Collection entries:
***
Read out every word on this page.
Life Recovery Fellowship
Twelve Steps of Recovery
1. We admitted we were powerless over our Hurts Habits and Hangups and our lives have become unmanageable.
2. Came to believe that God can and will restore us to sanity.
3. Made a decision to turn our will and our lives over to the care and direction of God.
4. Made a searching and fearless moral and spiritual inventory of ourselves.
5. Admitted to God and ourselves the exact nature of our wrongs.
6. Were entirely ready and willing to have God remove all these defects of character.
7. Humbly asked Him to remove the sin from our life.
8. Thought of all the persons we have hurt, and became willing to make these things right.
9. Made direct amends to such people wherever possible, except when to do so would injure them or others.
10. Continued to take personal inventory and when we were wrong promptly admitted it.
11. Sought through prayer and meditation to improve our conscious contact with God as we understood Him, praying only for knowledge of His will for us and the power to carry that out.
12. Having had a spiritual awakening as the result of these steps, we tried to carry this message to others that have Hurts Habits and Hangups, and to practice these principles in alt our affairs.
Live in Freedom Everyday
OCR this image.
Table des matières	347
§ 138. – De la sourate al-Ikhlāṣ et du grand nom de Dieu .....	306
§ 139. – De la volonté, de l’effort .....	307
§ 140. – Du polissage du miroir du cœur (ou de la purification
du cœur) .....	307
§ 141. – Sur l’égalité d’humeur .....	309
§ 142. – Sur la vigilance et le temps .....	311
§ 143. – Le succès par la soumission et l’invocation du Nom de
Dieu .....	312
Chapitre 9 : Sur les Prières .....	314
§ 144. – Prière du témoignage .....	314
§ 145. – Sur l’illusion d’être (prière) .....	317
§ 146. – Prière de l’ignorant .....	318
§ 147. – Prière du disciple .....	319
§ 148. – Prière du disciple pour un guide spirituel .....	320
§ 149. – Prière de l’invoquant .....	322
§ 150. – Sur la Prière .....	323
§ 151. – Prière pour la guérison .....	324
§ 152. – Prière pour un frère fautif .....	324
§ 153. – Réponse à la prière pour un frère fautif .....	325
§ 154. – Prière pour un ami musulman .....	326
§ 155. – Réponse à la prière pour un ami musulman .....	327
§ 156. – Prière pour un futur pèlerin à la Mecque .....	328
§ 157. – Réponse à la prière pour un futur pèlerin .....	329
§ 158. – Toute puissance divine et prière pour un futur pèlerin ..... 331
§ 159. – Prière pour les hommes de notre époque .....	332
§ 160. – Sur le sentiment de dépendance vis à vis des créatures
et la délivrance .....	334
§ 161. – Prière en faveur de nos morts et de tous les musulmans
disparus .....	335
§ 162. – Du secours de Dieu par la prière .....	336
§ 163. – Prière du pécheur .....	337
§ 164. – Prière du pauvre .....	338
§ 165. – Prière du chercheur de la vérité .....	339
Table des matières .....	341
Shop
***
## Exercise requirements:
Identify the lines that hold the word "carry". Copy every one of them.

## Written solution:
11. Sought through prayer and meditation to improve our conscious contact with God as we understood Him, praying only for knowledge of His will for us and the power to carry that out.
12. Having had a spiritual awakening as the result of these steps, we tried to carry this message to others that have Hurts Habits and Hangups, and to practice these principles in alt our affairs.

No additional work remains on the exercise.